(Collected data entries)
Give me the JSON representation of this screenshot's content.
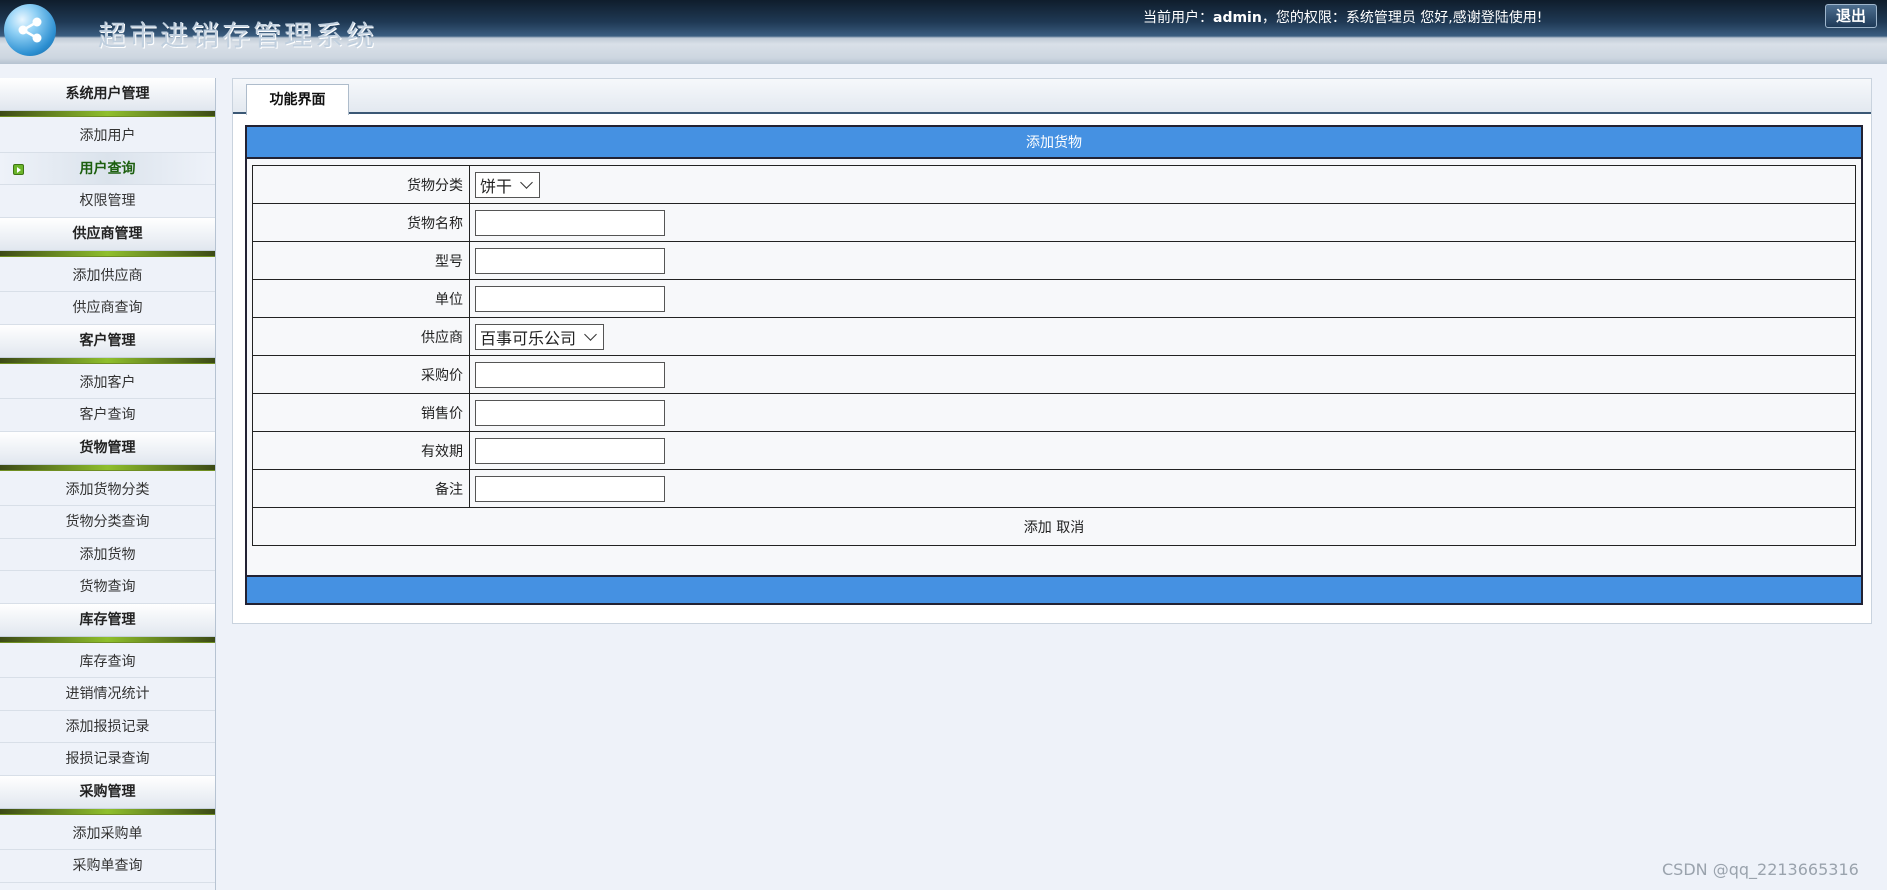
{
  "header": {
    "title": "超市进销存管理系统",
    "user_prefix": "当前用户：",
    "username": "admin",
    "role_text": "，您的权限：系统管理员 您好,感谢登陆使用!",
    "logout": "退出"
  },
  "sidebar": {
    "sections": [
      {
        "title": "系统用户管理",
        "items": [
          "添加用户",
          "用户查询",
          "权限管理"
        ]
      },
      {
        "title": "供应商管理",
        "items": [
          "添加供应商",
          "供应商查询"
        ]
      },
      {
        "title": "客户管理",
        "items": [
          "添加客户",
          "客户查询"
        ]
      },
      {
        "title": "货物管理",
        "items": [
          "添加货物分类",
          "货物分类查询",
          "添加货物",
          "货物查询"
        ]
      },
      {
        "title": "库存管理",
        "items": [
          "库存查询",
          "进销情况统计",
          "添加报损记录",
          "报损记录查询"
        ]
      },
      {
        "title": "采购管理",
        "items": [
          "添加采购单",
          "采购单查询"
        ]
      }
    ],
    "active_item": "用户查询"
  },
  "main": {
    "tab": "功能界面",
    "form_title": "添加货物",
    "fields": {
      "category": {
        "label": "货物分类",
        "selected": "饼干"
      },
      "name": {
        "label": "货物名称",
        "value": ""
      },
      "model": {
        "label": "型号",
        "value": ""
      },
      "unit": {
        "label": "单位",
        "value": ""
      },
      "supplier": {
        "label": "供应商",
        "selected": "百事可乐公司"
      },
      "purchase_price": {
        "label": "采购价",
        "value": ""
      },
      "sale_price": {
        "label": "销售价",
        "value": ""
      },
      "expiry": {
        "label": "有效期",
        "value": ""
      },
      "remark": {
        "label": "备注",
        "value": ""
      }
    },
    "add": "添加",
    "cancel": "取消"
  },
  "watermark": "CSDN @qq_2213665316"
}
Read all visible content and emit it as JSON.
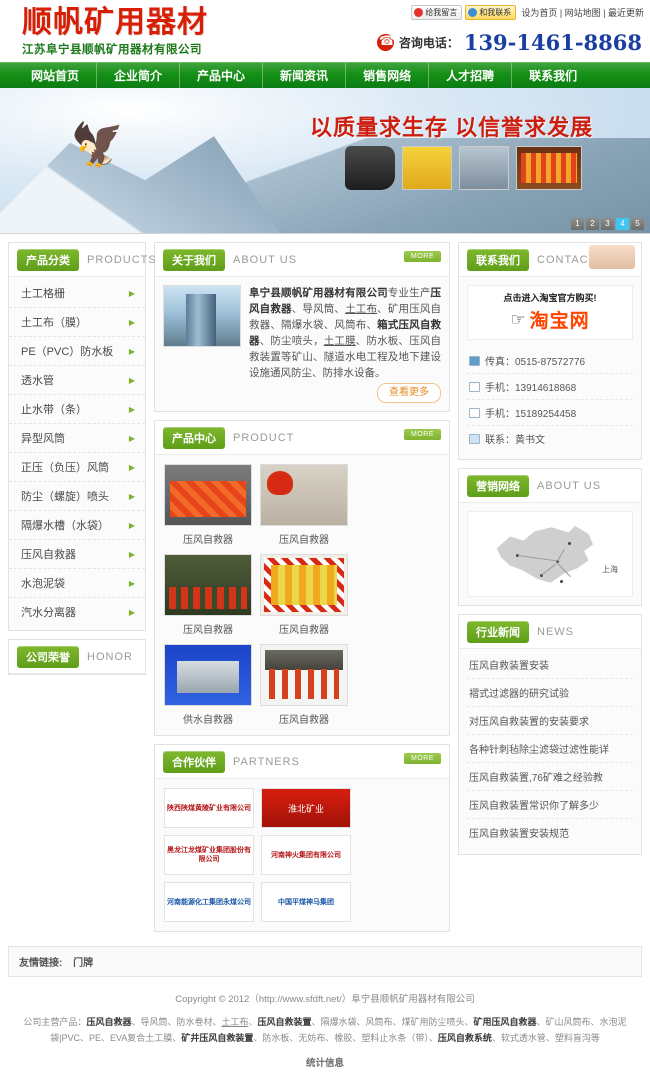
{
  "header": {
    "logo_title": "顺帆矿用器材",
    "logo_sub": "江苏阜宁县顺帆矿用器材有限公司",
    "im_qq": "给我留言",
    "im_ali": "和我联系",
    "top_links": "设为首页 | 网站地图 | 最近更新",
    "phone_label": "咨询电话：",
    "phone_number": "139-1461-8868"
  },
  "nav": {
    "items": [
      {
        "label": "网站首页"
      },
      {
        "label": "企业简介"
      },
      {
        "label": "产品中心"
      },
      {
        "label": "新闻资讯"
      },
      {
        "label": "销售网络"
      },
      {
        "label": "人才招聘"
      },
      {
        "label": "联系我们"
      }
    ]
  },
  "banner": {
    "slogan": "以质量求生存  以信誉求发展",
    "pages": [
      "1",
      "2",
      "3",
      "4",
      "5"
    ],
    "active_page": "4"
  },
  "sidebar": {
    "title": "产品分类",
    "title_en": "PRODUCTS",
    "items": [
      {
        "label": "土工格栅"
      },
      {
        "label": "土工布（膜）"
      },
      {
        "label": "PE（PVC）防水板"
      },
      {
        "label": "透水管"
      },
      {
        "label": "止水带（条）"
      },
      {
        "label": "异型风筒"
      },
      {
        "label": "正压（负压）风筒"
      },
      {
        "label": "防尘（螺旋）喷头"
      },
      {
        "label": "隔爆水槽（水袋）"
      },
      {
        "label": "压风自救器"
      },
      {
        "label": "水泡泥袋"
      },
      {
        "label": "汽水分离器"
      }
    ],
    "honor_title": "公司荣誉",
    "honor_en": "HONOR"
  },
  "about": {
    "title": "关于我们",
    "title_en": "ABOUT US",
    "more": "MORE",
    "body_1": "阜宁县顺帆矿用器材有限公司",
    "body_2": "专业生产",
    "body_3": "压风自救器",
    "body_4": "、导风筒、",
    "body_5": "土工布",
    "body_6": "、矿用压风自救器、隔爆水袋、风筒布、",
    "body_7": "箱式压风自救器",
    "body_8": "、防尘喷头，",
    "body_9": "土工膜",
    "body_10": "、防水板、压风自救装置等矿山、隧道水电工程及地下建设设施通风防尘、防排水设备。",
    "more_pill": "查看更多"
  },
  "product": {
    "title": "产品中心",
    "title_en": "PRODUCT",
    "more": "MORE",
    "items": [
      {
        "caption": "压风自救器"
      },
      {
        "caption": "压风自救器"
      },
      {
        "caption": "压风自救器"
      },
      {
        "caption": "压风自救器"
      },
      {
        "caption": "供水自救器"
      },
      {
        "caption": "压风自救器"
      }
    ]
  },
  "partners": {
    "title": "合作伙伴",
    "title_en": "PARTNERS",
    "more": "MORE",
    "items": [
      {
        "label": "陕西陕煤黄陵矿业有限公司"
      },
      {
        "label": "淮北矿业"
      },
      {
        "label": "黑龙江龙煤矿业集团股份有限公司"
      },
      {
        "label": "河南神火集团有限公司"
      },
      {
        "label": "河南能源化工集团永煤公司"
      },
      {
        "label": "中国平煤神马集团"
      }
    ]
  },
  "contact": {
    "title": "联系我们",
    "title_en": "CONTACT",
    "taobao_tip": "点击进入淘宝官方购买!",
    "taobao_word": "淘宝网",
    "items": [
      {
        "label": "传真：0515-87572776"
      },
      {
        "label": "手机：13914618868"
      },
      {
        "label": "手机：15189254458"
      },
      {
        "label": "联系：黄书文"
      }
    ]
  },
  "network": {
    "title": "营销网络",
    "title_en": "ABOUT US",
    "map_label": "上海"
  },
  "news": {
    "title": "行业新闻",
    "title_en": "NEWS",
    "items": [
      {
        "label": "压风自救装置安装"
      },
      {
        "label": "褶式过滤器的研究试验"
      },
      {
        "label": "对压风自救装置的安装要求"
      },
      {
        "label": "各种针刺毡除尘滤袋过滤性能详"
      },
      {
        "label": "压风自救装置,76矿难之经验教"
      },
      {
        "label": "压风自救装置常识你了解多少"
      },
      {
        "label": "压风自救装置安装规范"
      }
    ]
  },
  "friendly_links": {
    "label": "友情链接:",
    "items": [
      {
        "label": "门牌"
      }
    ]
  },
  "footer": {
    "copyright": "Copyright © 2012（http://www.sfdft.net/）阜宁县顺帆矿用器材有限公司",
    "products_prefix": "公司主营产品：",
    "p1": "压风自救器",
    "p2": "、导风筒、防水卷材、",
    "p3": "土工布",
    "p4": "、",
    "p5": "压风自救装置",
    "p6": "、隔爆水袋、风筒布、煤矿用防尘喷头、",
    "p7": "矿用压风自救器",
    "p8": "、矿山风筒布、水泡泥袋|PVC、PE、EVA复合土工膜、",
    "p9": "矿井压风自救装置",
    "p10": "、防水板、无妨布、橡胶、塑料止水条（带）、",
    "p11": "压风自救系统",
    "p12": "、软式透水管、塑料盲沟等",
    "stats": "统计信息"
  },
  "colors": {
    "brand_green": "#5f9e19",
    "nav_green": "#159015",
    "logo_red": "#d81f06",
    "phone_blue": "#1a3fa0",
    "taobao_orange": "#ff4400",
    "accent_cyan": "#3ec6ef"
  }
}
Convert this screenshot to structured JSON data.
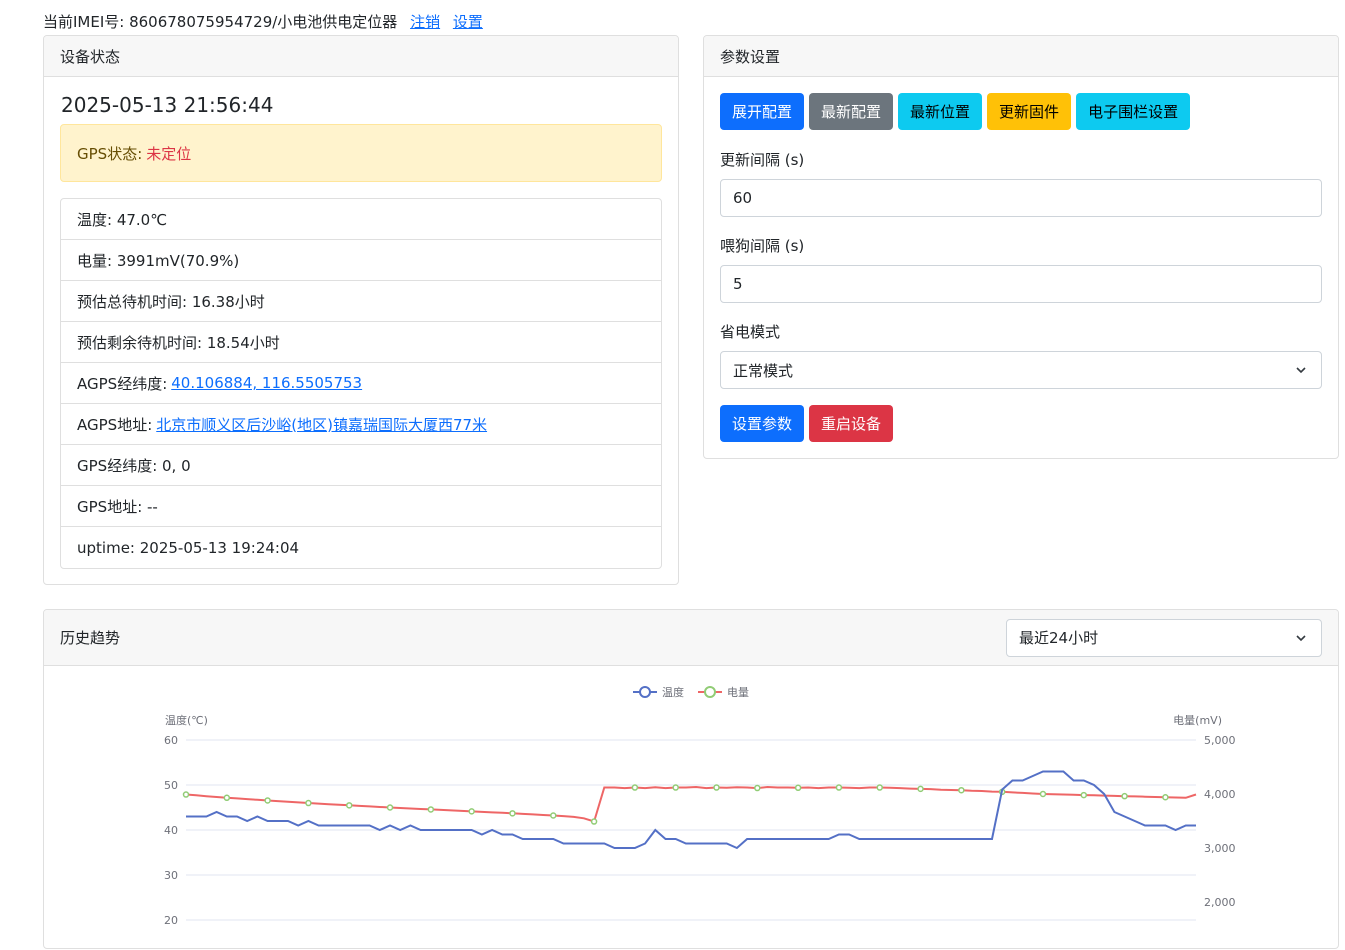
{
  "top": {
    "imei_label": "当前IMEI号: 860678075954729/小电池供电定位器",
    "logout_link": "注销",
    "settings_link": "设置"
  },
  "status": {
    "header": "设备状态",
    "datetime": "2025-05-13 21:56:44",
    "gps_status_label": "GPS状态:",
    "gps_status_value": "未定位",
    "items": [
      {
        "label": "温度: 47.0℃"
      },
      {
        "label": "电量: 3991mV(70.9%)"
      },
      {
        "label": "预估总待机时间: 16.38小时"
      },
      {
        "label": "预估剩余待机时间: 18.54小时"
      },
      {
        "label": "AGPS经纬度:",
        "link": "40.106884, 116.5505753"
      },
      {
        "label": "AGPS地址:",
        "link": "北京市顺义区后沙峪(地区)镇嘉瑞国际大厦西77米"
      },
      {
        "label": "GPS经纬度: 0, 0"
      },
      {
        "label": "GPS地址: --"
      },
      {
        "label": "uptime: 2025-05-13 19:24:04"
      }
    ]
  },
  "params": {
    "header": "参数设置",
    "buttons": {
      "expand": "展开配置",
      "latest_config": "最新配置",
      "latest_position": "最新位置",
      "update_firmware": "更新固件",
      "geofence": "电子围栏设置"
    },
    "update_interval": {
      "label": "更新间隔 (s)",
      "value": "60"
    },
    "watchdog_interval": {
      "label": "喂狗间隔 (s)",
      "value": "5"
    },
    "power_mode": {
      "label": "省电模式",
      "value": "正常模式"
    },
    "set_params": "设置参数",
    "reboot": "重启设备"
  },
  "history": {
    "header": "历史趋势",
    "range_select": "最近24小时"
  },
  "colors": {
    "temperature": "#5470c6",
    "battery": "#ee6666",
    "marker_fill": "#91cc75"
  },
  "chart_data": {
    "type": "line",
    "legend": [
      "温度",
      "电量"
    ],
    "legend_position": "top-center",
    "grid": true,
    "y_left": {
      "label": "温度(℃)",
      "ticks": [
        "60",
        "50",
        "40",
        "30",
        "20"
      ],
      "range": [
        0,
        60
      ]
    },
    "y_right": {
      "label": "电量(mV)",
      "ticks": [
        "5,000",
        "4,000",
        "3,000",
        "2,000"
      ],
      "range": [
        0,
        5000
      ]
    },
    "series": [
      {
        "name": "温度",
        "values": [
          43,
          43,
          43,
          44,
          43,
          43,
          42,
          43,
          42,
          42,
          42,
          41,
          42,
          41,
          41,
          41,
          41,
          41,
          41,
          40,
          41,
          40,
          41,
          40,
          40,
          40,
          40,
          40,
          40,
          39,
          40,
          39,
          39,
          38,
          38,
          38,
          38,
          37,
          37,
          37,
          37,
          37,
          36,
          36,
          36,
          37,
          40,
          38,
          38,
          37,
          37,
          37,
          37,
          37,
          36,
          38,
          38,
          38,
          38,
          38,
          38,
          38,
          38,
          38,
          39,
          39,
          38,
          38,
          38,
          38,
          38,
          38,
          38,
          38,
          38,
          38,
          38,
          38,
          38,
          38,
          49,
          51,
          51,
          52,
          53,
          53,
          53,
          51,
          51,
          50,
          48,
          44,
          43,
          42,
          41,
          41,
          41,
          40,
          41,
          41
        ]
      },
      {
        "name": "电量",
        "values": [
          3990,
          3975,
          3960,
          3945,
          3930,
          3918,
          3905,
          3892,
          3880,
          3868,
          3856,
          3844,
          3833,
          3822,
          3811,
          3800,
          3790,
          3780,
          3770,
          3760,
          3750,
          3741,
          3732,
          3723,
          3714,
          3705,
          3696,
          3687,
          3678,
          3669,
          3660,
          3651,
          3642,
          3632,
          3622,
          3612,
          3602,
          3590,
          3575,
          3550,
          3490,
          4120,
          4120,
          4110,
          4120,
          4110,
          4125,
          4110,
          4120,
          4120,
          4130,
          4110,
          4120,
          4115,
          4125,
          4120,
          4110,
          4130,
          4120,
          4120,
          4115,
          4120,
          4110,
          4120,
          4120,
          4115,
          4110,
          4120,
          4120,
          4115,
          4110,
          4100,
          4095,
          4090,
          4080,
          4075,
          4070,
          4060,
          4055,
          4045,
          4040,
          4030,
          4020,
          4010,
          4000,
          3995,
          3990,
          3985,
          3980,
          3975,
          3970,
          3965,
          3960,
          3955,
          3950,
          3945,
          3940,
          3935,
          3930,
          3990
        ]
      }
    ]
  }
}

◆ GIVEN EXERCISE ◆
From the entries above, extract every line where the word "header" appears.

◆ FULL OUTPUT ◆
  "header": {
  "header": {
    "header": "设备状态",
    "header": "参数设置",
    "header": "历史趋势",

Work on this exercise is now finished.